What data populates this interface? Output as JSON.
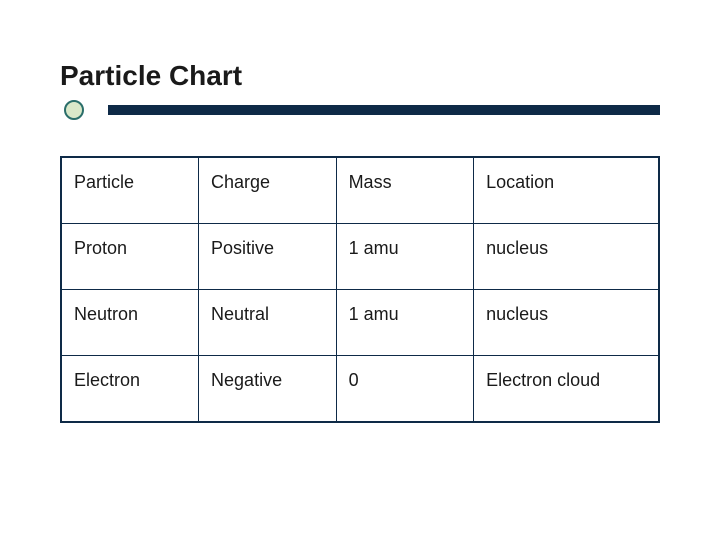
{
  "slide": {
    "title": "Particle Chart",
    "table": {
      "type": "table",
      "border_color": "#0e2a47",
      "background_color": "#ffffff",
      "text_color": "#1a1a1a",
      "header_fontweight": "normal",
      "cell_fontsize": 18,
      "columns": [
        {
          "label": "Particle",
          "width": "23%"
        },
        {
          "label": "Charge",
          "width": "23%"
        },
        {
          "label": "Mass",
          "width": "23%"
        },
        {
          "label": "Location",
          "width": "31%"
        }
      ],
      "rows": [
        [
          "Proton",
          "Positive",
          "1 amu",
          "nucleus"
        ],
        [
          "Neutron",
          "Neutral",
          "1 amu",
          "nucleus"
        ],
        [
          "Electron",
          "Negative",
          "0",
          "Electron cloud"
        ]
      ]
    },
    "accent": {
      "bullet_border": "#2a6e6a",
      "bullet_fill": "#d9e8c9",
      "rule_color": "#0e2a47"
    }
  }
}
□ □ □
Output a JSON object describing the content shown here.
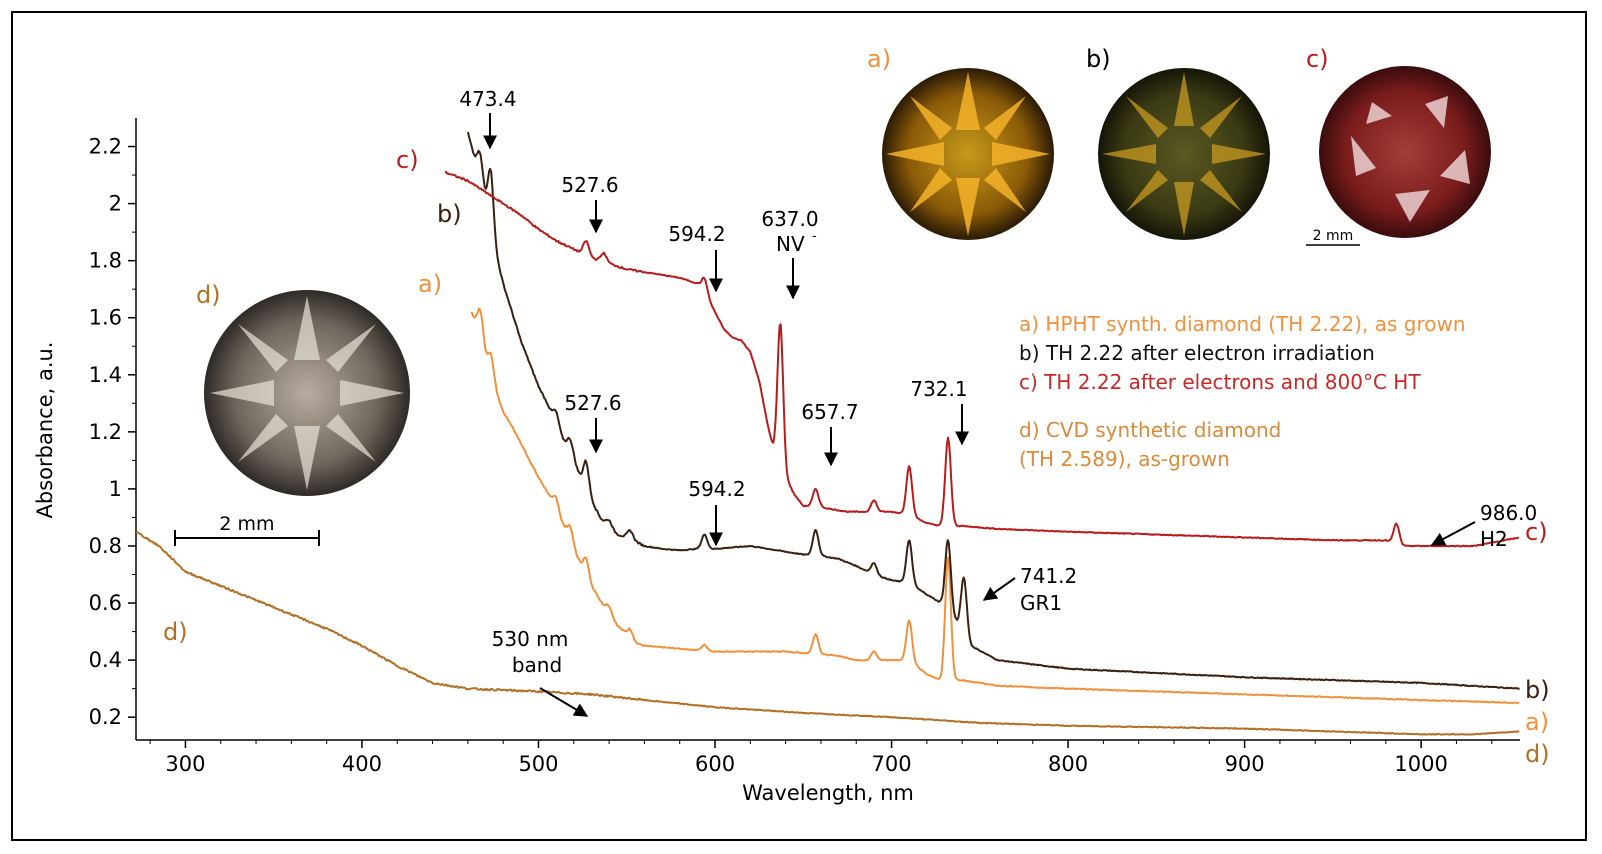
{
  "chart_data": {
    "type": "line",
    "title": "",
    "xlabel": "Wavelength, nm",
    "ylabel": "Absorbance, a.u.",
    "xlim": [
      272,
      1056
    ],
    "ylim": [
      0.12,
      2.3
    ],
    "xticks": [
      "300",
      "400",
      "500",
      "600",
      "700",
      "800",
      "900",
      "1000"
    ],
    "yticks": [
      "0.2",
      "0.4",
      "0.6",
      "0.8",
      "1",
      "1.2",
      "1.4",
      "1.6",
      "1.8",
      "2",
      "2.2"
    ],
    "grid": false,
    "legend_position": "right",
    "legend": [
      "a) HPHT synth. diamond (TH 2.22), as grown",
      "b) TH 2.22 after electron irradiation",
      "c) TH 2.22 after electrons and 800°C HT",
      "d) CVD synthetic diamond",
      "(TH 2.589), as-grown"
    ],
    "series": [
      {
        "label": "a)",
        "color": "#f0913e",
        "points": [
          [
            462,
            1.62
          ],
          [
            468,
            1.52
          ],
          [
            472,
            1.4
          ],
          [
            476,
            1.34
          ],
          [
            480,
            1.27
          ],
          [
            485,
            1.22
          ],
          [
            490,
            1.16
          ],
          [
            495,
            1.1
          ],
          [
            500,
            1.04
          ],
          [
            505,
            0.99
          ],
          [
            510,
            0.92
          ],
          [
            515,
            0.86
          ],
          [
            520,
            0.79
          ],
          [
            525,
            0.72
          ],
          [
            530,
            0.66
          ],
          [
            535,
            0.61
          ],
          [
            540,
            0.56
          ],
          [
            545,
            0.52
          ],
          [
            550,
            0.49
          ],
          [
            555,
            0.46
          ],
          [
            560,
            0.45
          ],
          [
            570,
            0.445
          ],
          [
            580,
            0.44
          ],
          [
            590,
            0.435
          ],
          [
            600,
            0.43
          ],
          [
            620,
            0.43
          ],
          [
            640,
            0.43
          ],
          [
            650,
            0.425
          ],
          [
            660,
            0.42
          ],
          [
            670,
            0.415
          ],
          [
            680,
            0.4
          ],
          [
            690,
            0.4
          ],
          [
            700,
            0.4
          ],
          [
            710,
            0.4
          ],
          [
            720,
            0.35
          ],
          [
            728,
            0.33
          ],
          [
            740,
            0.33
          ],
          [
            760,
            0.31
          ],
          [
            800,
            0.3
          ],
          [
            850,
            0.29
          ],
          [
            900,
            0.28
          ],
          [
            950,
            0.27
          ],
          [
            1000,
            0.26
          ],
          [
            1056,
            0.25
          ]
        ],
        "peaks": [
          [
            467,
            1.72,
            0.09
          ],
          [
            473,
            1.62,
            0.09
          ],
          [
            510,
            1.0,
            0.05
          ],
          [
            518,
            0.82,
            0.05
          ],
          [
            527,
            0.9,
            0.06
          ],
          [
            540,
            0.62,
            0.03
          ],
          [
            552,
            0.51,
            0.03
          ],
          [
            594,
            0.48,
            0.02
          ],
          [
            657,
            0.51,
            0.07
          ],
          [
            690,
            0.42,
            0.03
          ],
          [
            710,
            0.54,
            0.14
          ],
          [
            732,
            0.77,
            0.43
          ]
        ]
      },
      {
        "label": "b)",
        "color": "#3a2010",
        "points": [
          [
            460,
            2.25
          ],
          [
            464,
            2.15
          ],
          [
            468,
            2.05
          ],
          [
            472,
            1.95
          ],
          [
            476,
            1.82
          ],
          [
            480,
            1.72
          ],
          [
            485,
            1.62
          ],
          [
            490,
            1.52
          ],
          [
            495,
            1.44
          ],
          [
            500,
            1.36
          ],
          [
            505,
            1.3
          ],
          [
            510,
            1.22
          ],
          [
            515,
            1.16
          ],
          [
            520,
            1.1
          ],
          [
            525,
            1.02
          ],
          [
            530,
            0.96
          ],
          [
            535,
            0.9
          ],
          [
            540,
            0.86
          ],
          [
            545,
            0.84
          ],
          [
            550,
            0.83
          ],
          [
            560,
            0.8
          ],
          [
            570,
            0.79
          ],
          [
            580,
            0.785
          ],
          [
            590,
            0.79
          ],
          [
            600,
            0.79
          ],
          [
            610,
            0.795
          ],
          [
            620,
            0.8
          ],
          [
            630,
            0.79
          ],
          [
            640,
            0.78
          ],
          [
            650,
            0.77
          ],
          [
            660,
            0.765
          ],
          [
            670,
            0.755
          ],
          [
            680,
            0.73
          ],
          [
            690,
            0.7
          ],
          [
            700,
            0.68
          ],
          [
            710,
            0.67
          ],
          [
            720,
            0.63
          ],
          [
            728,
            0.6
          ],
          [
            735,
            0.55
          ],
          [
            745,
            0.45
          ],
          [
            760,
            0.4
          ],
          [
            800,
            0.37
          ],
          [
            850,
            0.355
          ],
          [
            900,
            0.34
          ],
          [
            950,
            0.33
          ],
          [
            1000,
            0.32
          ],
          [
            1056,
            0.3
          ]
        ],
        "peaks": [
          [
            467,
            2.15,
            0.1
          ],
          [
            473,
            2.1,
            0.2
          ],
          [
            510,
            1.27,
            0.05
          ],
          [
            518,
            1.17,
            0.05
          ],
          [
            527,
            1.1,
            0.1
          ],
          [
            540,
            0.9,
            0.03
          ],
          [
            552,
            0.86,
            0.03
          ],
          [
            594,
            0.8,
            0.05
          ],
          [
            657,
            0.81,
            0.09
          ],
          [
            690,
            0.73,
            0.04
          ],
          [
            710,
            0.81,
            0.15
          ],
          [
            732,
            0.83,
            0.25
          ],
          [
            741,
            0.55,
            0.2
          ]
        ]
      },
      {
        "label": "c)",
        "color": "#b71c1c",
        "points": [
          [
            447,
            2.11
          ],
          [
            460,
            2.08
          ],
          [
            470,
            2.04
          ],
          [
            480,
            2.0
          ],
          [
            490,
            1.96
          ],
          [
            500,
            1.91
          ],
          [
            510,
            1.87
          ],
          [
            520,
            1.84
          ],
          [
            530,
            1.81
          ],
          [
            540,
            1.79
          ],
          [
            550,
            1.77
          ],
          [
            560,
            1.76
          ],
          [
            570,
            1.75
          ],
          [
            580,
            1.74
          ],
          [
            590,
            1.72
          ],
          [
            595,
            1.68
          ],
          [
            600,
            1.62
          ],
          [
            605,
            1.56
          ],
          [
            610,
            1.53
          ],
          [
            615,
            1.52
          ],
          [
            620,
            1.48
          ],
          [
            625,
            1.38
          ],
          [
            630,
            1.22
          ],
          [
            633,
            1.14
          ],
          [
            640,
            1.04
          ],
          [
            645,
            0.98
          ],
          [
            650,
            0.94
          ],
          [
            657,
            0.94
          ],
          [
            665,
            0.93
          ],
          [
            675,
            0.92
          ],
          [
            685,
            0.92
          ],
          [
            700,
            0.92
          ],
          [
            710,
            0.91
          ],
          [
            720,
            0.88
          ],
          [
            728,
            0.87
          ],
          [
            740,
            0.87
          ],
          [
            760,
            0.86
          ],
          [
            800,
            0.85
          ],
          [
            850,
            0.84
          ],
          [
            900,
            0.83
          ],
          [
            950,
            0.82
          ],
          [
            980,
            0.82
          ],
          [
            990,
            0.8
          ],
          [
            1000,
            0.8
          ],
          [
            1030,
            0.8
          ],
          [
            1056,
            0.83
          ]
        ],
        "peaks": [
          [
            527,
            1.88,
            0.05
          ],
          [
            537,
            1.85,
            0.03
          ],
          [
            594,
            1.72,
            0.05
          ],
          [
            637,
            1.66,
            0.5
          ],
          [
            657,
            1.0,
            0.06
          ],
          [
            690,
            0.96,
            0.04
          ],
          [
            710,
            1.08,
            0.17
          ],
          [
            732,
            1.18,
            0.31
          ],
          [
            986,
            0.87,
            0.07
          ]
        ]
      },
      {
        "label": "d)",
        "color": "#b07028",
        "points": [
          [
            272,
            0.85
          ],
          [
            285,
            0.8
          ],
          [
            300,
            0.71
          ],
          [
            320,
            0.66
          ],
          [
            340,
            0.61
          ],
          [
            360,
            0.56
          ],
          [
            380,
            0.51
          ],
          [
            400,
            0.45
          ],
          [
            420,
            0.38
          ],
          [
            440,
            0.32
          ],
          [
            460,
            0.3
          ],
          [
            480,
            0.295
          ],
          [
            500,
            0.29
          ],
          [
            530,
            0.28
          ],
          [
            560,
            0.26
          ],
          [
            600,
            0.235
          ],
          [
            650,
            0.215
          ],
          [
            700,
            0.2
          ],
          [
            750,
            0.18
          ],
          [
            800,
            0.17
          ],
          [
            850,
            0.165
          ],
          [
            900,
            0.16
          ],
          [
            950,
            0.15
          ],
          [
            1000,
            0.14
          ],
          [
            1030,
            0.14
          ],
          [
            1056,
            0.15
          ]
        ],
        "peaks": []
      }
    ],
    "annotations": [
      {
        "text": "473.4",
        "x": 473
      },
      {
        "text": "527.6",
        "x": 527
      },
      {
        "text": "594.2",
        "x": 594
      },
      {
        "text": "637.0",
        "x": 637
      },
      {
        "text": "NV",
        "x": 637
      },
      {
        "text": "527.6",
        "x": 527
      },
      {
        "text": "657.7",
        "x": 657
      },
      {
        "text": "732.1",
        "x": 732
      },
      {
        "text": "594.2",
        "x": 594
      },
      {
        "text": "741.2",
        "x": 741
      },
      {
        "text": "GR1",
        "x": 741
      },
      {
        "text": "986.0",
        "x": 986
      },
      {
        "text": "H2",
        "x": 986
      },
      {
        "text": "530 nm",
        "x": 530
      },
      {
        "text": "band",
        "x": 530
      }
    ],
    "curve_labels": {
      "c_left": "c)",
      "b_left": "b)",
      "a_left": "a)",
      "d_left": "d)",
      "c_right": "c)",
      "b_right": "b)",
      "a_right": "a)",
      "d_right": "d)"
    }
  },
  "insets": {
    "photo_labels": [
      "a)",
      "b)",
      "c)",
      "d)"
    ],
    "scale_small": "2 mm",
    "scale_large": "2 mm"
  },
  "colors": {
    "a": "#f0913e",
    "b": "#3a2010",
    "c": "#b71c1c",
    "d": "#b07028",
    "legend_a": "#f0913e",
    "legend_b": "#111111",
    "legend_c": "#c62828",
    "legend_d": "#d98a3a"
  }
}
□ □ □
- TASK TO COMPLETE: Find the lines with the string "Particle" and reproduce them.

- ANSWER TO THE EXERCISE:
    "title": "Particle Chart",
          "label": "Particle",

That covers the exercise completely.